■ **Stored data**
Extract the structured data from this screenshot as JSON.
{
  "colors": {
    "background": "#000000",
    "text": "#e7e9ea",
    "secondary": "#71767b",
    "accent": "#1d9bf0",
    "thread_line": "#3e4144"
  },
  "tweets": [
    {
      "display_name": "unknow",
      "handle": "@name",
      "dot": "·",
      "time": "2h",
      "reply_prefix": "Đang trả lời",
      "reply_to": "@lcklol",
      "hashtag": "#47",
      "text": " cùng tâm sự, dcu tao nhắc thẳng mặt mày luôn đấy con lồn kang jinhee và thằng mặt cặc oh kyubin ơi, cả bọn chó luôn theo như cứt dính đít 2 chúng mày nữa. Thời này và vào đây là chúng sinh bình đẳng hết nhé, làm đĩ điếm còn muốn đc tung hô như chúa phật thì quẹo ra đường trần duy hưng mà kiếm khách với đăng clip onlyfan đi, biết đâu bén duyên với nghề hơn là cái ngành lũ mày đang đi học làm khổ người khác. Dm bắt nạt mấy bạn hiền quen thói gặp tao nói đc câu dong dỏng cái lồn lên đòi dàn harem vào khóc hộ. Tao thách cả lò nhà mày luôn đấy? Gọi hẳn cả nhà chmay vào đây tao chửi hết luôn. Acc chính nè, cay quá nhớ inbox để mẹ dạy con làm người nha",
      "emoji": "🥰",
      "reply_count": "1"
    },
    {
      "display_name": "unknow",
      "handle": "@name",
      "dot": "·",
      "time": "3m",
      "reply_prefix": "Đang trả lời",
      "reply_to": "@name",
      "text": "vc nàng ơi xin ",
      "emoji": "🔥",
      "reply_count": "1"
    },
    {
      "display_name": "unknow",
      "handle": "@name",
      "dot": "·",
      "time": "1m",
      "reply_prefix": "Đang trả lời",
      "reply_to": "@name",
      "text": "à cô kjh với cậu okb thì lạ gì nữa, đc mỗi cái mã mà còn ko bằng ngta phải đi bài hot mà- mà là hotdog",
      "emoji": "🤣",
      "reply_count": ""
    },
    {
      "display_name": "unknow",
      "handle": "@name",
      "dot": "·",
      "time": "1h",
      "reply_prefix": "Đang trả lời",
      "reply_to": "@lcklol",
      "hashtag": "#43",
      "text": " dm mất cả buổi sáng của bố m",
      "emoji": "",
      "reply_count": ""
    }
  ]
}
--
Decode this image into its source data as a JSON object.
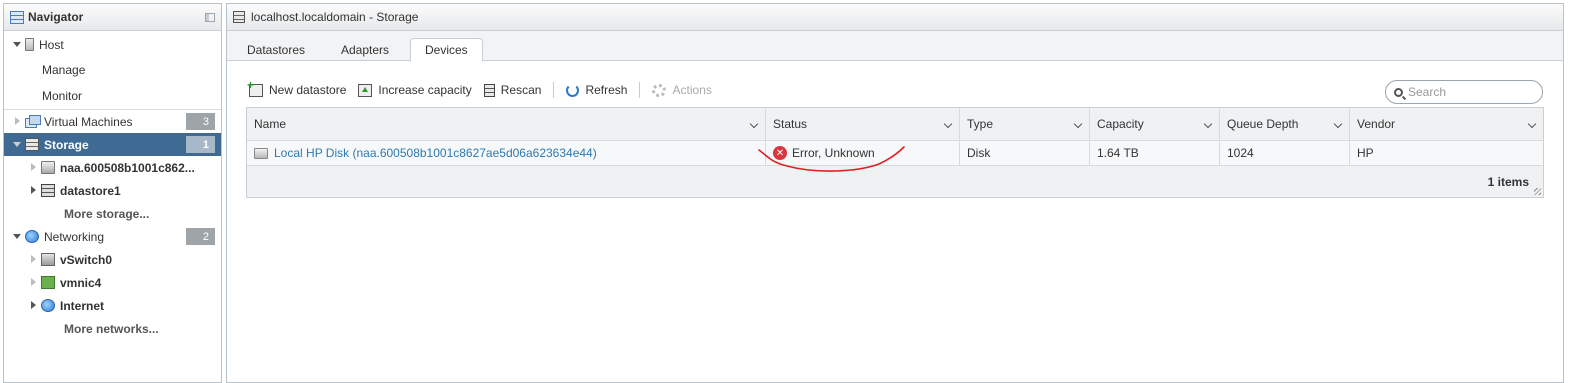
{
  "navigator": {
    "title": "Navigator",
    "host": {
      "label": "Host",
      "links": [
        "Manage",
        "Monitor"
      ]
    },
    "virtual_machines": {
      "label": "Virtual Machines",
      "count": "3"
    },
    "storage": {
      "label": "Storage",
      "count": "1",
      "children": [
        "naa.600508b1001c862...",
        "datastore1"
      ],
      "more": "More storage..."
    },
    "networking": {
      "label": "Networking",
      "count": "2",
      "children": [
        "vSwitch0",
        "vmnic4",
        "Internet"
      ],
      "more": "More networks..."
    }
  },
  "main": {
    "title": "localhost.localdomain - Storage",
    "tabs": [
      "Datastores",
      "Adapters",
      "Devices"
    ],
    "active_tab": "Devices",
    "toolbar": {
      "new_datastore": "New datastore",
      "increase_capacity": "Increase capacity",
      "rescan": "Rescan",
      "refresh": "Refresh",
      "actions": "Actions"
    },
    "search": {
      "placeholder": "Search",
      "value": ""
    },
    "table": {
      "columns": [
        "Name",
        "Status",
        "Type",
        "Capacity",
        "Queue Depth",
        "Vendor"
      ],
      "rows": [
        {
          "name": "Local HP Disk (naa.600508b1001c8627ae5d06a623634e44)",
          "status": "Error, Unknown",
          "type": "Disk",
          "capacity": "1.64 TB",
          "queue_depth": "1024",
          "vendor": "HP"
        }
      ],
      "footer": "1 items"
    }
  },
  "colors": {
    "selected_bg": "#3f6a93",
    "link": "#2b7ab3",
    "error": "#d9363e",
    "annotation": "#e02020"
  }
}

■ **Exercise objective**
Search the listing for the string "JSON". Copy each line where it turns up.

■ **Response below**
Extract the structured data from this screenshot as JSON.
Decode this image into its source data as a JSON object.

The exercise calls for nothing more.